------ Task inputs ------

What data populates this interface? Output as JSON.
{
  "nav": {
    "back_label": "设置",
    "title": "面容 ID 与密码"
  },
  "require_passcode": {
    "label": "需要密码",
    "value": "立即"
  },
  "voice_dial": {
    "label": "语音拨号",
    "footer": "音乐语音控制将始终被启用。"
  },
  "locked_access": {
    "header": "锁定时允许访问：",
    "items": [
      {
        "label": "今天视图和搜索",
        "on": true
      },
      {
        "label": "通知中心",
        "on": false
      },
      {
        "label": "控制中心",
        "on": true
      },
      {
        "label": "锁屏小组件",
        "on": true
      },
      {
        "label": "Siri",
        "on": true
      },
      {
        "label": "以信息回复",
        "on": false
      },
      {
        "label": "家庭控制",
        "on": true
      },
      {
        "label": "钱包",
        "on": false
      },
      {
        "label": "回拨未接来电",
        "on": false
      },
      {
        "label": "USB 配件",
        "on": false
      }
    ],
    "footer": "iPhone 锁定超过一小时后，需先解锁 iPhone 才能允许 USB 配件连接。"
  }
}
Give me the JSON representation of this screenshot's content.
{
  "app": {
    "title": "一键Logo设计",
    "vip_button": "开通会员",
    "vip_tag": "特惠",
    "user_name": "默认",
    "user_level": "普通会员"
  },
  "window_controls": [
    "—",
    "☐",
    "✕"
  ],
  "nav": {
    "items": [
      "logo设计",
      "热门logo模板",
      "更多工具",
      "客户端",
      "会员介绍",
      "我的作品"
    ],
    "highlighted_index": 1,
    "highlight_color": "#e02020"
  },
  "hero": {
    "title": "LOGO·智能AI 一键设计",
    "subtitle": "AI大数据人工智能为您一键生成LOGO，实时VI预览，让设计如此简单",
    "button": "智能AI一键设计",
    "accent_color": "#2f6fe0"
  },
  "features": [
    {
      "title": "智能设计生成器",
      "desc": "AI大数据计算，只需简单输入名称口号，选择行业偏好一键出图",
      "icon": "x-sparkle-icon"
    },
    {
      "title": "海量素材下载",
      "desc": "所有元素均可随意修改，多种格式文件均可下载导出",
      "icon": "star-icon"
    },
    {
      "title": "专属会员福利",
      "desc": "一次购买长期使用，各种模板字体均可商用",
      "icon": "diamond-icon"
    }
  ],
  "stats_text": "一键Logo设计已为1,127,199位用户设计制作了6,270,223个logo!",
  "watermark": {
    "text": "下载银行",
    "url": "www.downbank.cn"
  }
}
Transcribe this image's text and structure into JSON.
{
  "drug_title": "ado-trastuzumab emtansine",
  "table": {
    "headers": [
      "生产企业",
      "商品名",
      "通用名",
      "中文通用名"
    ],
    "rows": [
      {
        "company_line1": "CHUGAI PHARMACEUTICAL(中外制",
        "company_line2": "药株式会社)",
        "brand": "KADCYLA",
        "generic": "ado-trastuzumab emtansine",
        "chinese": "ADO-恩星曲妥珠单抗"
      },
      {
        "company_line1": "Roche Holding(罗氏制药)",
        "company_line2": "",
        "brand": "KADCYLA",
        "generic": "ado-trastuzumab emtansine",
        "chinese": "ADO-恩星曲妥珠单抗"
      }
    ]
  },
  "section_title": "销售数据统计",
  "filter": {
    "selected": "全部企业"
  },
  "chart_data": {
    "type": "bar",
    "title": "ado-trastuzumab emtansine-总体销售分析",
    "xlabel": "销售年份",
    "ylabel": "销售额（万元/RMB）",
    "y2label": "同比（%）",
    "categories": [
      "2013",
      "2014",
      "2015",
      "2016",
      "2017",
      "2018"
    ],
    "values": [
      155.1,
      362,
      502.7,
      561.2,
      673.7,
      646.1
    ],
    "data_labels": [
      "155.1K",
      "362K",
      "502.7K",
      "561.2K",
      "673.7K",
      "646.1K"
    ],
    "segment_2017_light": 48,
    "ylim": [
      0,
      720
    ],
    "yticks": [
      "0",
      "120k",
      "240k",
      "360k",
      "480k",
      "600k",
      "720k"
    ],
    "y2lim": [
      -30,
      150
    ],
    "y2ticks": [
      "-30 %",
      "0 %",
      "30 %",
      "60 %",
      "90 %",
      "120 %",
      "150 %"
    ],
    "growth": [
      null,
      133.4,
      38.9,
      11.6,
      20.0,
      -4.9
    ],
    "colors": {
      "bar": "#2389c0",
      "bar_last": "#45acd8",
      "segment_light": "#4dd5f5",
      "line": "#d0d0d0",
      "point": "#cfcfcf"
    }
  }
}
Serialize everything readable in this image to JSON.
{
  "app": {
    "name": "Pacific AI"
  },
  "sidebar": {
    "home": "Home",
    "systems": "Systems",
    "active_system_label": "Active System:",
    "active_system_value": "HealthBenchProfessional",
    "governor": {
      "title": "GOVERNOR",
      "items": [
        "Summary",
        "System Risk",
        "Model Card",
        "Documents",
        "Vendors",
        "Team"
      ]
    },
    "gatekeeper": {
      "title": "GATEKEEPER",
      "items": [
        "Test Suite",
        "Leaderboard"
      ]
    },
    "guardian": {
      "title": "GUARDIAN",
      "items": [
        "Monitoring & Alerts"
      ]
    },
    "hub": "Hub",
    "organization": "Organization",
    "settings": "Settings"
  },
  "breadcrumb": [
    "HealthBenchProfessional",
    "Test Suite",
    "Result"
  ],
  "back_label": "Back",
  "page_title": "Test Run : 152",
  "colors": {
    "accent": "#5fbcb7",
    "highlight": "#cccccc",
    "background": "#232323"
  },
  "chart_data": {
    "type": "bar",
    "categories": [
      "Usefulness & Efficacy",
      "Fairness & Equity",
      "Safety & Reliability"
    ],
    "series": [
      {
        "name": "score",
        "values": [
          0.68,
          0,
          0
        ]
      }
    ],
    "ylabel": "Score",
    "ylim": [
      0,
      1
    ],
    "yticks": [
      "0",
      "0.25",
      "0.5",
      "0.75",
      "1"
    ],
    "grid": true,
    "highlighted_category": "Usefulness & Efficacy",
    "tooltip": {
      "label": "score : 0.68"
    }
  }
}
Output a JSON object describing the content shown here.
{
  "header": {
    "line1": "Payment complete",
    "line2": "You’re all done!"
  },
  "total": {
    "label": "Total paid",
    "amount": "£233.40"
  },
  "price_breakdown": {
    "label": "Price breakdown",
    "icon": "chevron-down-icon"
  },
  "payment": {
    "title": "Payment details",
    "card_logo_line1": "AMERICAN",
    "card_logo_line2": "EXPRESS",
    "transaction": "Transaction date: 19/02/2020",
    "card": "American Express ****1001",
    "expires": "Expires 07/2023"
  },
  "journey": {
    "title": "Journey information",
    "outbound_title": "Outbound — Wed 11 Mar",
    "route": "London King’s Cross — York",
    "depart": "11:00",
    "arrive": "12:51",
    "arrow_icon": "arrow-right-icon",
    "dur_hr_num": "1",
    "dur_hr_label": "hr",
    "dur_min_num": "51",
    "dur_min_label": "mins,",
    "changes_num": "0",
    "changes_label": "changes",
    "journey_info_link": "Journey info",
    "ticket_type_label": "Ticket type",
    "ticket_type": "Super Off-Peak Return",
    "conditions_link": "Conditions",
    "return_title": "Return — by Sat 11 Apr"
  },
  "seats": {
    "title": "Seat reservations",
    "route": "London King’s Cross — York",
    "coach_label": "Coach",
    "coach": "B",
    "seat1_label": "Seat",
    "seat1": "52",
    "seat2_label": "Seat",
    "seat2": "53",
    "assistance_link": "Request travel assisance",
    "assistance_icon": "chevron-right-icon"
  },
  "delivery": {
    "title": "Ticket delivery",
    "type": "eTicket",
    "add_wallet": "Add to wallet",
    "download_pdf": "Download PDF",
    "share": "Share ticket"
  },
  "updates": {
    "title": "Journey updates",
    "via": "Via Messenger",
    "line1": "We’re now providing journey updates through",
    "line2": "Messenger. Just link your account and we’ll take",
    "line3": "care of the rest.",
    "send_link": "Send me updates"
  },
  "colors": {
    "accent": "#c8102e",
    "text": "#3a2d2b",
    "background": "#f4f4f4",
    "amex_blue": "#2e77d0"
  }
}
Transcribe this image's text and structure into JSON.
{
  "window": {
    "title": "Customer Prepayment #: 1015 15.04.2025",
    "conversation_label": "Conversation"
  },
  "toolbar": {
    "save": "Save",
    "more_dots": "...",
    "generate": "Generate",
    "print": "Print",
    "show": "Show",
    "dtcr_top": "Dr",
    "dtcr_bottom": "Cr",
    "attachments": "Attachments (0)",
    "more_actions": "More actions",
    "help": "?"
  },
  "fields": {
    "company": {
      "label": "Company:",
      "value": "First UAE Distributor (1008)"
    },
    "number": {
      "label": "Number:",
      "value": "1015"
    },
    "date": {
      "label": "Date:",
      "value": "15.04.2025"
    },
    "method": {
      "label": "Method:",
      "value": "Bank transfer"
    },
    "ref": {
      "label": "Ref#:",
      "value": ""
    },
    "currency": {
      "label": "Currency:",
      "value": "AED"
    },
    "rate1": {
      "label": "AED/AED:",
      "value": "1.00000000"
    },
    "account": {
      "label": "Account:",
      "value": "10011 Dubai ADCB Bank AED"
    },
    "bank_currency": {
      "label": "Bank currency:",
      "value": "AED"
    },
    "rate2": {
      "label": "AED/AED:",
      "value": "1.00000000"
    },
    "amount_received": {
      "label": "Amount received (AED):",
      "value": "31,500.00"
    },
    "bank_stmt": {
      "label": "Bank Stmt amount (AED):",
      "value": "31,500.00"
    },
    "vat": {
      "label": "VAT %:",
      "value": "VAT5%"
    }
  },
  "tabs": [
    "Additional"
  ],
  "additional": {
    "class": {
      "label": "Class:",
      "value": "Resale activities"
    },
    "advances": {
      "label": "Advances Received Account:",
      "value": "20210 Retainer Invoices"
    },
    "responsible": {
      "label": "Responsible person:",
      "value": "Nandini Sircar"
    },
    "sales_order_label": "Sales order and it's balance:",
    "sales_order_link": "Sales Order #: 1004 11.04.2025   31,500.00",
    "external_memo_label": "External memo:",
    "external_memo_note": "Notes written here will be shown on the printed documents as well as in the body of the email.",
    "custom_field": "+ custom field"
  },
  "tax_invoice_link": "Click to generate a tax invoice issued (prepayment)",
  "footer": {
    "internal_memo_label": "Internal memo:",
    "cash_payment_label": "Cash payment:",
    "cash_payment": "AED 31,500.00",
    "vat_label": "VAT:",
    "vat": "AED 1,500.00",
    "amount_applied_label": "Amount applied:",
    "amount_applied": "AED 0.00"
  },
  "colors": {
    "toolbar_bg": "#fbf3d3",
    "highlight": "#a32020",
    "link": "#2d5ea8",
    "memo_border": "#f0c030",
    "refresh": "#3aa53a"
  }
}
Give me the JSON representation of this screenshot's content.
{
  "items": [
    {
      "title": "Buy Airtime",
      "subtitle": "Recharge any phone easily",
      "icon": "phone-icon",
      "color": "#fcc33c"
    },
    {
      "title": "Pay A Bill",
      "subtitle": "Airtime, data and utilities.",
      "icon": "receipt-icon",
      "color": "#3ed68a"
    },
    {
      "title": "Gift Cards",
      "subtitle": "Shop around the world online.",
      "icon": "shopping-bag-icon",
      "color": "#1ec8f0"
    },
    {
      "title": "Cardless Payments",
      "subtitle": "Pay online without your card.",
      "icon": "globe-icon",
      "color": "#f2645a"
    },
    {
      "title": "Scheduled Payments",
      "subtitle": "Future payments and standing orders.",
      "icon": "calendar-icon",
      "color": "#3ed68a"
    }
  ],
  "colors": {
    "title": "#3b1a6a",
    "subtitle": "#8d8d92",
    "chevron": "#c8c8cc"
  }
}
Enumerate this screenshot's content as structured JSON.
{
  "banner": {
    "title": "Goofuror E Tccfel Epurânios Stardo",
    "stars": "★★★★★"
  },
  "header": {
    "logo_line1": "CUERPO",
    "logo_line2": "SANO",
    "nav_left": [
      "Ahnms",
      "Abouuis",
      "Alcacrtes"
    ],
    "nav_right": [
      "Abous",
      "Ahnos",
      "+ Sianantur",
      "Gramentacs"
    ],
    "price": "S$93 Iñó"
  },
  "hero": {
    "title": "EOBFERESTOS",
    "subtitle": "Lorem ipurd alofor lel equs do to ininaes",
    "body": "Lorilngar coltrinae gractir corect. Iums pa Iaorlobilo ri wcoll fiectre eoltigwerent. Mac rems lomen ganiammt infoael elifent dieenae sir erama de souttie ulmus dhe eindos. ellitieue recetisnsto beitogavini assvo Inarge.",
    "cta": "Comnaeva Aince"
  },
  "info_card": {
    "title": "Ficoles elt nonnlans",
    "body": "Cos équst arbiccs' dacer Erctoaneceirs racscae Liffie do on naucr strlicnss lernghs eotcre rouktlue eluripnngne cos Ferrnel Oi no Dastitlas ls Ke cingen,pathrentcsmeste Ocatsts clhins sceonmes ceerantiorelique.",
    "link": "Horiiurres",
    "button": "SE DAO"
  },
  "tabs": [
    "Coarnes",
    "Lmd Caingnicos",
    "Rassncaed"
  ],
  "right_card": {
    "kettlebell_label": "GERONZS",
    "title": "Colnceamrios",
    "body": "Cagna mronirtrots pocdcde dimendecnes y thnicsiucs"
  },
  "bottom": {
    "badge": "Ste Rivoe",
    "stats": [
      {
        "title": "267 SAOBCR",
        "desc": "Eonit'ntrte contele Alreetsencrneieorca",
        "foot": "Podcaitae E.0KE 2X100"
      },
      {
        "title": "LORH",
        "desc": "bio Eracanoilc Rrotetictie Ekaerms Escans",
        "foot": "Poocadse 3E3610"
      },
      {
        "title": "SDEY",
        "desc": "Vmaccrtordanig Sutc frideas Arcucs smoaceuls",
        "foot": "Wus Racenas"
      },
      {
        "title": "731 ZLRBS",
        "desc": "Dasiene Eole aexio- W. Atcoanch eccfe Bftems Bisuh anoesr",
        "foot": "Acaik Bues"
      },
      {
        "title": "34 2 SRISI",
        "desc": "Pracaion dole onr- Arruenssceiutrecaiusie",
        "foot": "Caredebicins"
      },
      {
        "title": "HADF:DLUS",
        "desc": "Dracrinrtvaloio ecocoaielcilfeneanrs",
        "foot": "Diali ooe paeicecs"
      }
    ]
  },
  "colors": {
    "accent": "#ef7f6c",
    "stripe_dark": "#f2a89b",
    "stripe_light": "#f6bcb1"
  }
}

------

§ **What the task asks**
Consider the entries above and return each line with the string "online".

§ **Answer to this exercise**
      "subtitle": "Shop around the world online.",
      "subtitle": "Pay online without your card.",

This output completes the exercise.